◆ Record set ◆
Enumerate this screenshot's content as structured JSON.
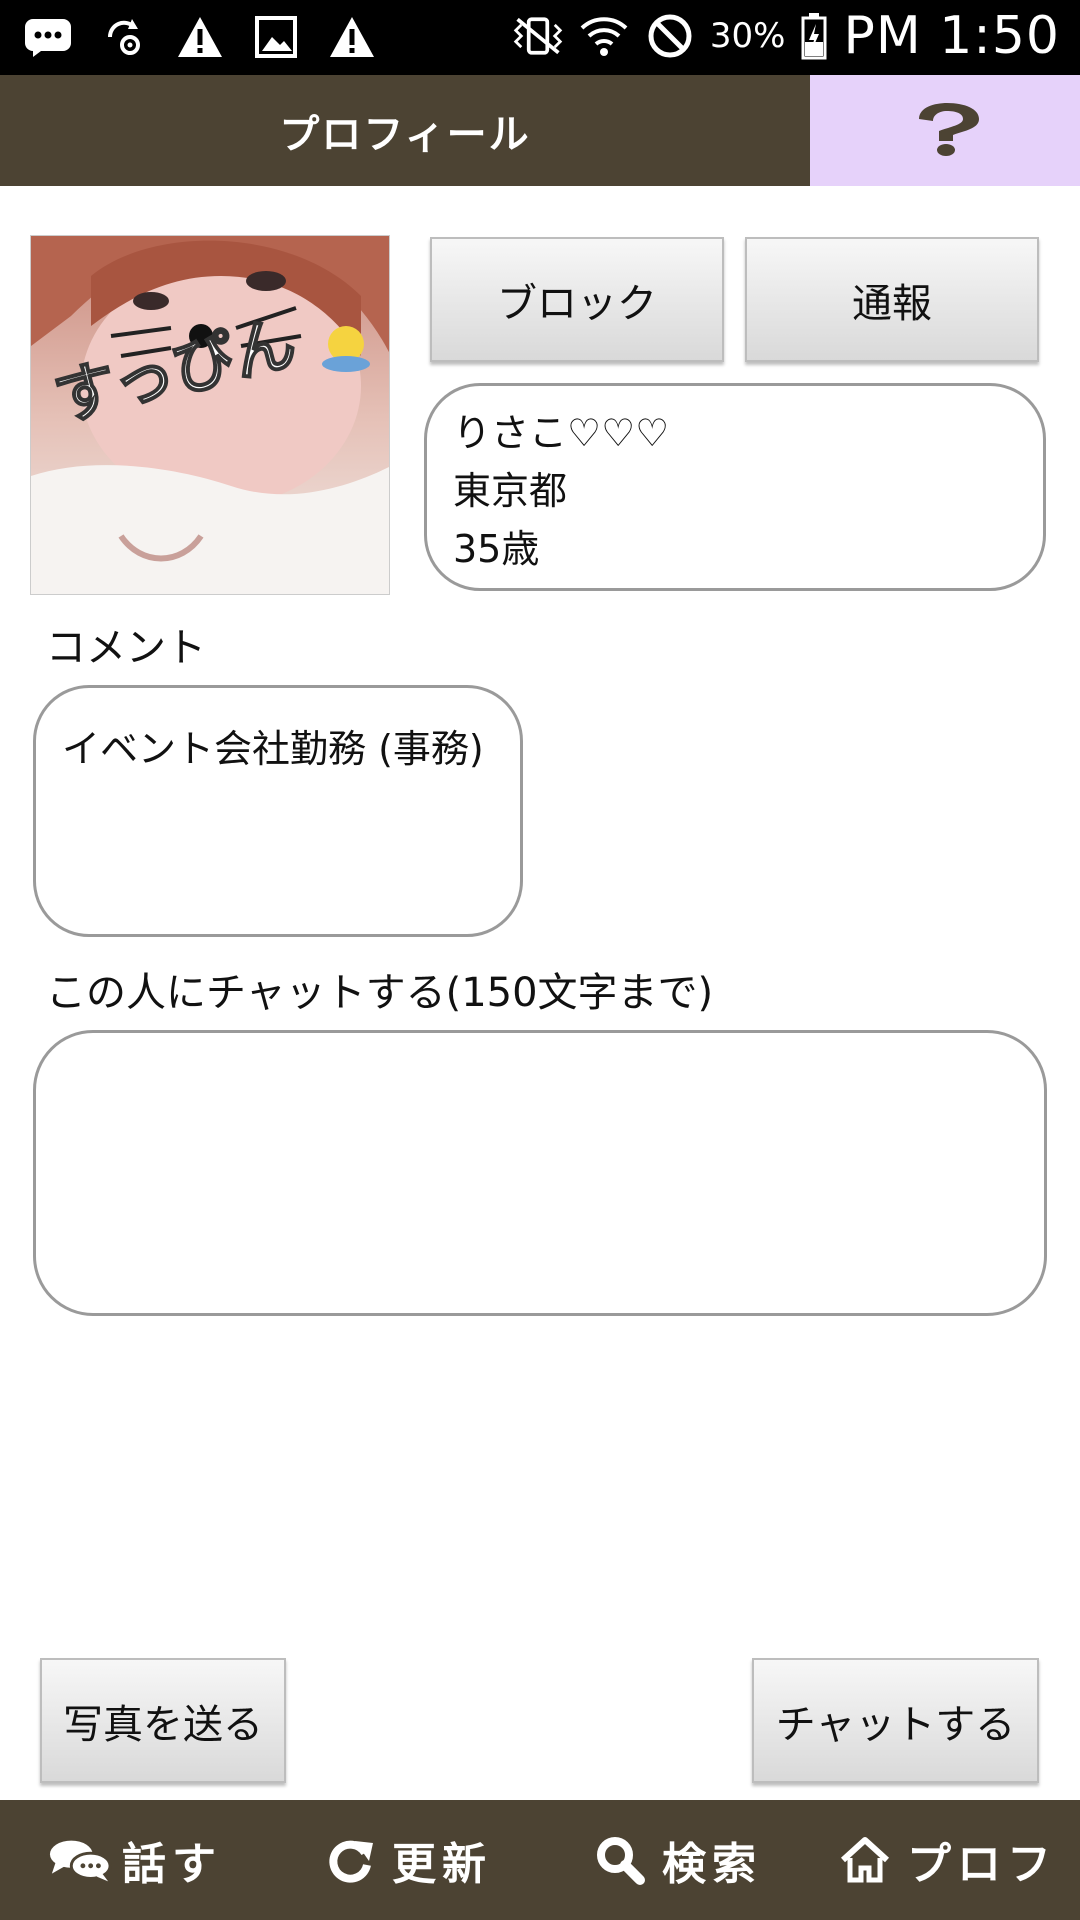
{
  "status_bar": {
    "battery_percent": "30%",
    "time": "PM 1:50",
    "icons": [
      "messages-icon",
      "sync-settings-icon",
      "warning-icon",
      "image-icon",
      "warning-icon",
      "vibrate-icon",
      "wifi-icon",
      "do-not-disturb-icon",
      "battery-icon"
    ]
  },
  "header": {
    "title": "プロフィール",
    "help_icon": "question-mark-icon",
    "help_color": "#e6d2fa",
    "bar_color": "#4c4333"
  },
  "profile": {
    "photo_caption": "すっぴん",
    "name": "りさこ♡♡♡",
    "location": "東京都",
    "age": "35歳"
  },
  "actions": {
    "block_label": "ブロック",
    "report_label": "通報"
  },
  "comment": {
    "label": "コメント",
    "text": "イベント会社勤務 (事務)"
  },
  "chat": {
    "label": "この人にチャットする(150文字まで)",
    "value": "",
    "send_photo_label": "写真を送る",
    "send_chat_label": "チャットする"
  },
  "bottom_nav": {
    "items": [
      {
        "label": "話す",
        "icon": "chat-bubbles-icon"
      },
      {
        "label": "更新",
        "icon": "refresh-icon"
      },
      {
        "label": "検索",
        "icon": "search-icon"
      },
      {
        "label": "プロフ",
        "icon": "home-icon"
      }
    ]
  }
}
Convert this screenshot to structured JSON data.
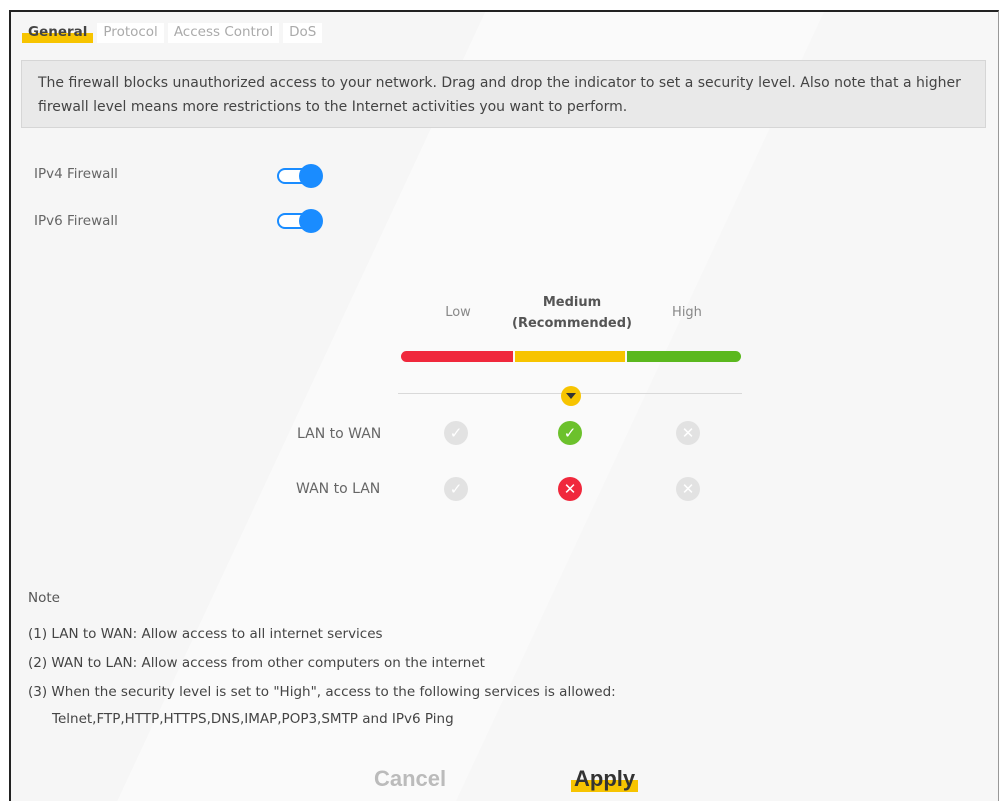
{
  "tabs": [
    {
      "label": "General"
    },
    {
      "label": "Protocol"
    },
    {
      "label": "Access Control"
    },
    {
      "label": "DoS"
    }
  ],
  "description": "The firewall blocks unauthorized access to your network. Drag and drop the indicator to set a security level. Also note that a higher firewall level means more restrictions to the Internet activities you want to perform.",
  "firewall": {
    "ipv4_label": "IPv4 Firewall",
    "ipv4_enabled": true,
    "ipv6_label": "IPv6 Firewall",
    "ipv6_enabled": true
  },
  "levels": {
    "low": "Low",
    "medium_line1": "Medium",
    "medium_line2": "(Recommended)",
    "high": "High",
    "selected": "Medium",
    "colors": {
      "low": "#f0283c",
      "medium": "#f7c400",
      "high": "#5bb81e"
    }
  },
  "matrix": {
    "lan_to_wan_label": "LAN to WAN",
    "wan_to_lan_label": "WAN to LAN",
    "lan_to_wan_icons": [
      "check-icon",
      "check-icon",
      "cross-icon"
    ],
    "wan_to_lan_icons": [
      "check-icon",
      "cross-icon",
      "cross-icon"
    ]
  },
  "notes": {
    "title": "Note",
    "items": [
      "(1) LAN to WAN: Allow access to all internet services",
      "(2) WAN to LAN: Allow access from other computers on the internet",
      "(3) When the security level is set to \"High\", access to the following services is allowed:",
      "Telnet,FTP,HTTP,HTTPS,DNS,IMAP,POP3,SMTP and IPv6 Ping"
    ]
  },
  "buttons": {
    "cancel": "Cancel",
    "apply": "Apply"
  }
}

--

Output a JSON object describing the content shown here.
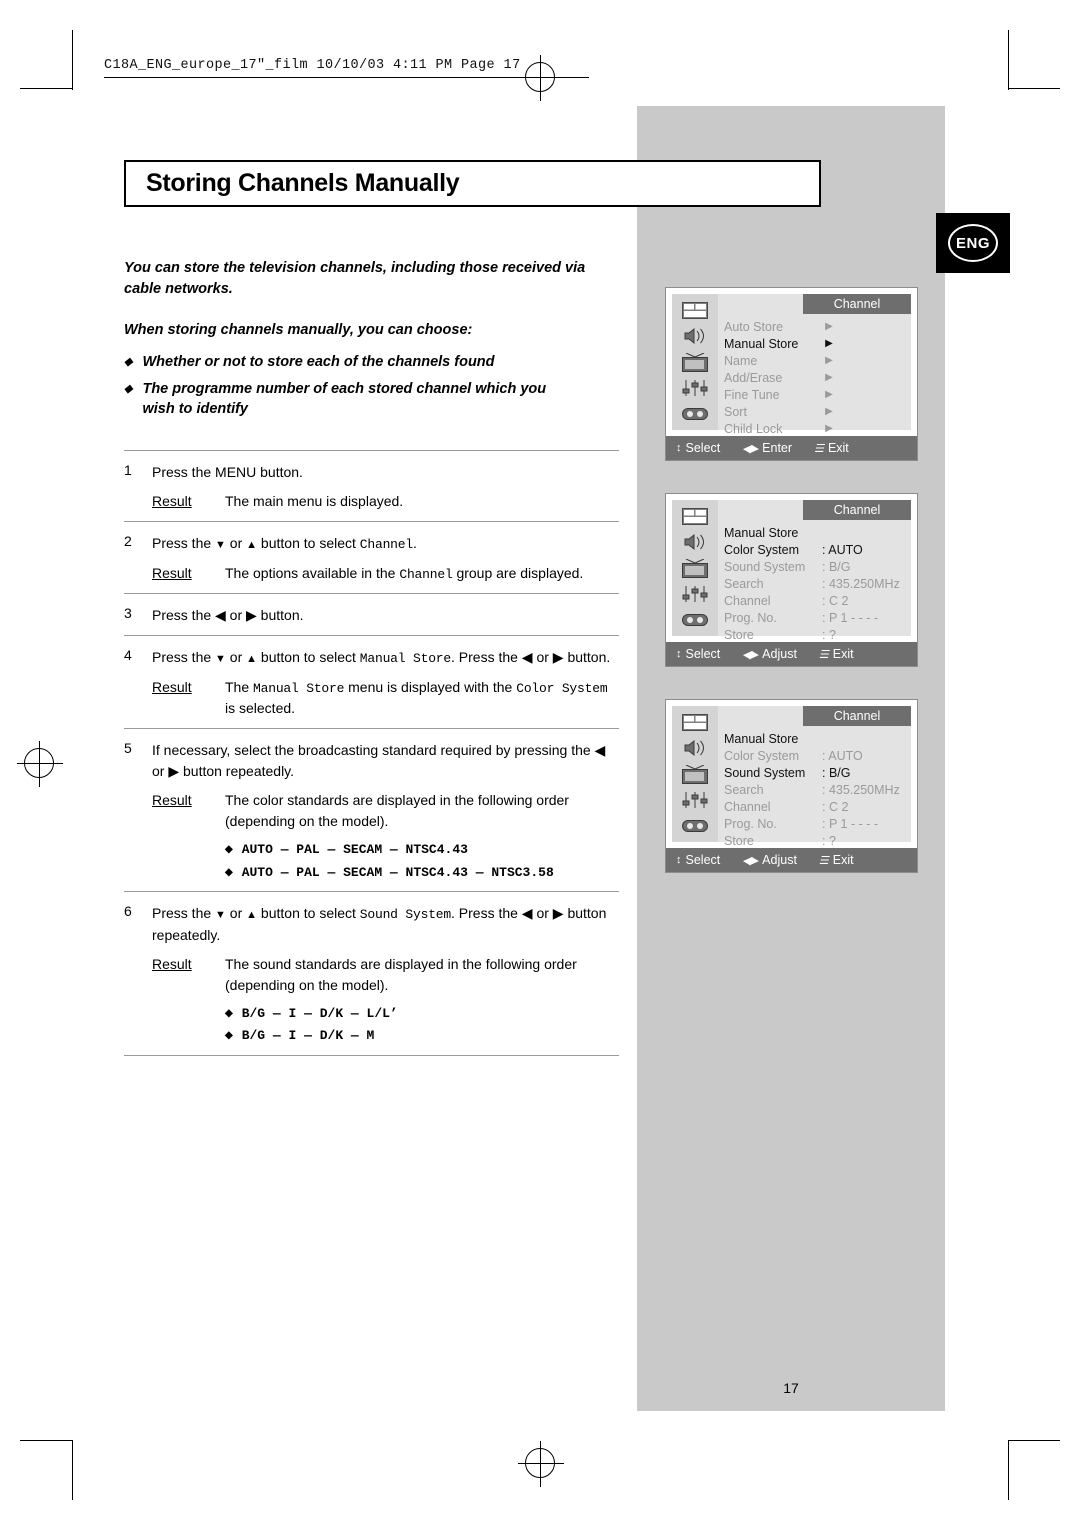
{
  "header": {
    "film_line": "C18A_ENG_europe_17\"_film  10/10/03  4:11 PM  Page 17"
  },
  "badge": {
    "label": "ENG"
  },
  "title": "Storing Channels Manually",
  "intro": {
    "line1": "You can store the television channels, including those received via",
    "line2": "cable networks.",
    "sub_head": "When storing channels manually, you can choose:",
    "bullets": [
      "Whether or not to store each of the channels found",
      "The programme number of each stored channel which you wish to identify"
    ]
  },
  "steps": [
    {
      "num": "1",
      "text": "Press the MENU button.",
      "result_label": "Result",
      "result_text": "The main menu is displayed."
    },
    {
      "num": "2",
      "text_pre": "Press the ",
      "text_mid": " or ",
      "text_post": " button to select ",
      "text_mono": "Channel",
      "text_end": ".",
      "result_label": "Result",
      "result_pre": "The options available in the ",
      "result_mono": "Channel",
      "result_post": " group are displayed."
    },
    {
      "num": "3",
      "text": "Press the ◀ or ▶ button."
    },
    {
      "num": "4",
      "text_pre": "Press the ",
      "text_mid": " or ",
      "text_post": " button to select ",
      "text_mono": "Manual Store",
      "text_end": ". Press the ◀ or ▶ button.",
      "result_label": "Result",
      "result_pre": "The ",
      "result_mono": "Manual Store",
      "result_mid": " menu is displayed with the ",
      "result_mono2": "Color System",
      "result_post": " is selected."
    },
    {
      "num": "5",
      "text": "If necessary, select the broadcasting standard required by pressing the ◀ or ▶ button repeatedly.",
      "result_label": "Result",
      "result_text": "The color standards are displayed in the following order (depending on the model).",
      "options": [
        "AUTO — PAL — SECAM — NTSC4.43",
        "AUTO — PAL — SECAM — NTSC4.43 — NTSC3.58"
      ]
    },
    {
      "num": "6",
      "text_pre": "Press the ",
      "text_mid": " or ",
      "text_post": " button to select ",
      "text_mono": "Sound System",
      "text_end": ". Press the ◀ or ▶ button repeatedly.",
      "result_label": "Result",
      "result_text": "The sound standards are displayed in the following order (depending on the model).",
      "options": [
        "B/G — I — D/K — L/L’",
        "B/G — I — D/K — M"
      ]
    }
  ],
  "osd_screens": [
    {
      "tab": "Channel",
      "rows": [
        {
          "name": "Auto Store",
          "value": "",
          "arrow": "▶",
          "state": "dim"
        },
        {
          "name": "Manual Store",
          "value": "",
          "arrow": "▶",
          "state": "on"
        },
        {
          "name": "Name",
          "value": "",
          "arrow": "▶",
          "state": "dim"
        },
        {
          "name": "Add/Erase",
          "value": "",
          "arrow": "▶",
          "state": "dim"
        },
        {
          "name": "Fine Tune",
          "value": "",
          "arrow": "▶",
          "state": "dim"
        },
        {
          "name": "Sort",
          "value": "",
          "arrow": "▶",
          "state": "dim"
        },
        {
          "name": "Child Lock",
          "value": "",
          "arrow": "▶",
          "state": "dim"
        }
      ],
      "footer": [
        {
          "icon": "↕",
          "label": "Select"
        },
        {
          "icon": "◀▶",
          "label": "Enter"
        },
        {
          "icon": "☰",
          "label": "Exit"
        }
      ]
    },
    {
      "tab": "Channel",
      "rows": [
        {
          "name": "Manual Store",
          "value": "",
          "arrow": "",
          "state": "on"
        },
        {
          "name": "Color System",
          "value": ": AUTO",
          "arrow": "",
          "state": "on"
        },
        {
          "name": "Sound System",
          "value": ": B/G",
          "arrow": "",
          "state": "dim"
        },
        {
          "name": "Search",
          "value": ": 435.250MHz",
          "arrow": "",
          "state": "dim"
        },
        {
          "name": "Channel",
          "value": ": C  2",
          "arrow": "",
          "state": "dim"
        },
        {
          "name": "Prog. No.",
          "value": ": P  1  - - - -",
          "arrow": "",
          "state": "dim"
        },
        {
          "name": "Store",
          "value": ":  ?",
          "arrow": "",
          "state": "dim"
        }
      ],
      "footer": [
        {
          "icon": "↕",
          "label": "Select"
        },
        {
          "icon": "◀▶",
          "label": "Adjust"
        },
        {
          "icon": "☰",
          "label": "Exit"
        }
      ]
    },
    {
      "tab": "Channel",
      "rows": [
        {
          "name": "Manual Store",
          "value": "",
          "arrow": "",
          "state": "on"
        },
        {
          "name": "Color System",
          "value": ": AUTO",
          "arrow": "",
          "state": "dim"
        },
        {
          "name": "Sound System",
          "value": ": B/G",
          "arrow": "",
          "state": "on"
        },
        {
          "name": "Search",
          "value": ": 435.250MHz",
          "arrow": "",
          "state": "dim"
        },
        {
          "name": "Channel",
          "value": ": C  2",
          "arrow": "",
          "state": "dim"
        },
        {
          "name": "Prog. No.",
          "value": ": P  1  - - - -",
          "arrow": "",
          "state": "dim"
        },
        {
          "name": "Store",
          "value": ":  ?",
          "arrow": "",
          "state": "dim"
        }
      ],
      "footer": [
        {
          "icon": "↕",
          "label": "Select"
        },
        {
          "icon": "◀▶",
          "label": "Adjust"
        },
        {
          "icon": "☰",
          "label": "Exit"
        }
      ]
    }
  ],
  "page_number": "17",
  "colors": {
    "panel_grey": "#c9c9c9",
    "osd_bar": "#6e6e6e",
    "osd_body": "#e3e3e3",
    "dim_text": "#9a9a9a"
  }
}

◆ Exercise ◆
Copy down every line of the material above that includes the string "selected".

◆ Exercise result ◆
    "selected": "Medium",
      "result_post": " is selected."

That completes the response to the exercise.